Raw records
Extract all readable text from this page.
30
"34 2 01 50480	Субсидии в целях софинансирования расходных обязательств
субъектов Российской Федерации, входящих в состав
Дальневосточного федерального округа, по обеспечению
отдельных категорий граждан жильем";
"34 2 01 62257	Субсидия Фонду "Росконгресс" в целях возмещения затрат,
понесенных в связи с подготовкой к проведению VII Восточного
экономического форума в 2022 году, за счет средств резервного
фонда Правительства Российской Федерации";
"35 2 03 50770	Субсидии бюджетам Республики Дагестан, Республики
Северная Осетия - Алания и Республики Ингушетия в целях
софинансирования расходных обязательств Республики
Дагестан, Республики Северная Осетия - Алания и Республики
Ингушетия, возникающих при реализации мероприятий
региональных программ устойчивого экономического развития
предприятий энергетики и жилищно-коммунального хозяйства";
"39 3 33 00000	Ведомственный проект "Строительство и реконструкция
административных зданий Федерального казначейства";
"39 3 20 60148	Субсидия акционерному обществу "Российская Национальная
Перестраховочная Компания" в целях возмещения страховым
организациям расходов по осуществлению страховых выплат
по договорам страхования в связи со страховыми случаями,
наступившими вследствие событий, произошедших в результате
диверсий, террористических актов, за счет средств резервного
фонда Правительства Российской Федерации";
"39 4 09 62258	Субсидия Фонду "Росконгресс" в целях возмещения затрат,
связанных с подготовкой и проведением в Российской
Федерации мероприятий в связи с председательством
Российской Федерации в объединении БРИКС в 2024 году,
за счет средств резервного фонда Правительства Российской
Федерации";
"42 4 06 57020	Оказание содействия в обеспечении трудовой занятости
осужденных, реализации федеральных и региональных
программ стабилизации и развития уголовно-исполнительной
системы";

#### DIRECTIONS FOR THIS TASK:
Your task is to repeat every entry exactly.

#### RESPONSE:
Extract all readable text from this page.
30
"34 2 01 50480	Субсидии в целях софинансирования расходных обязательств
субъектов Российской Федерации, входящих в состав
Дальневосточного федерального округа, по обеспечению
отдельных категорий граждан жильем";
"34 2 01 62257	Субсидия Фонду "Росконгресс" в целях возмещения затрат,
понесенных в связи с подготовкой к проведению VII Восточного
экономического форума в 2022 году, за счет средств резервного
фонда Правительства Российской Федерации";
"35 2 03 50770	Субсидии бюджетам Республики Дагестан, Республики
Северная Осетия - Алания и Республики Ингушетия в целях
софинансирования расходных обязательств Республики
Дагестан, Республики Северная Осетия - Алания и Республики
Ингушетия, возникающих при реализации мероприятий
региональных программ устойчивого экономического развития
предприятий энергетики и жилищно-коммунального хозяйства";
"39 3 33 00000	Ведомственный проект "Строительство и реконструкция
административных зданий Федерального казначейства";
"39 3 20 60148	Субсидия акционерному обществу "Российская Национальная
Перестраховочная Компания" в целях возмещения страховым
организациям расходов по осуществлению страховых выплат
по договорам страхования в связи со страховыми случаями,
наступившими вследствие событий, произошедших в результате
диверсий, террористических актов, за счет средств резервного
фонда Правительства Российской Федерации";
"39 4 09 62258	Субсидия Фонду "Росконгресс" в целях возмещения затрат,
связанных с подготовкой и проведением в Российской
Федерации мероприятий в связи с председательством
Российской Федерации в объединении БРИКС в 2024 году,
за счет средств резервного фонда Правительства Российской
Федерации";
"42 4 06 57020	Оказание содействия в обеспечении трудовой занятости
осужденных, реализации федеральных и региональных
программ стабилизации и развития уголовно-исполнительной
системы";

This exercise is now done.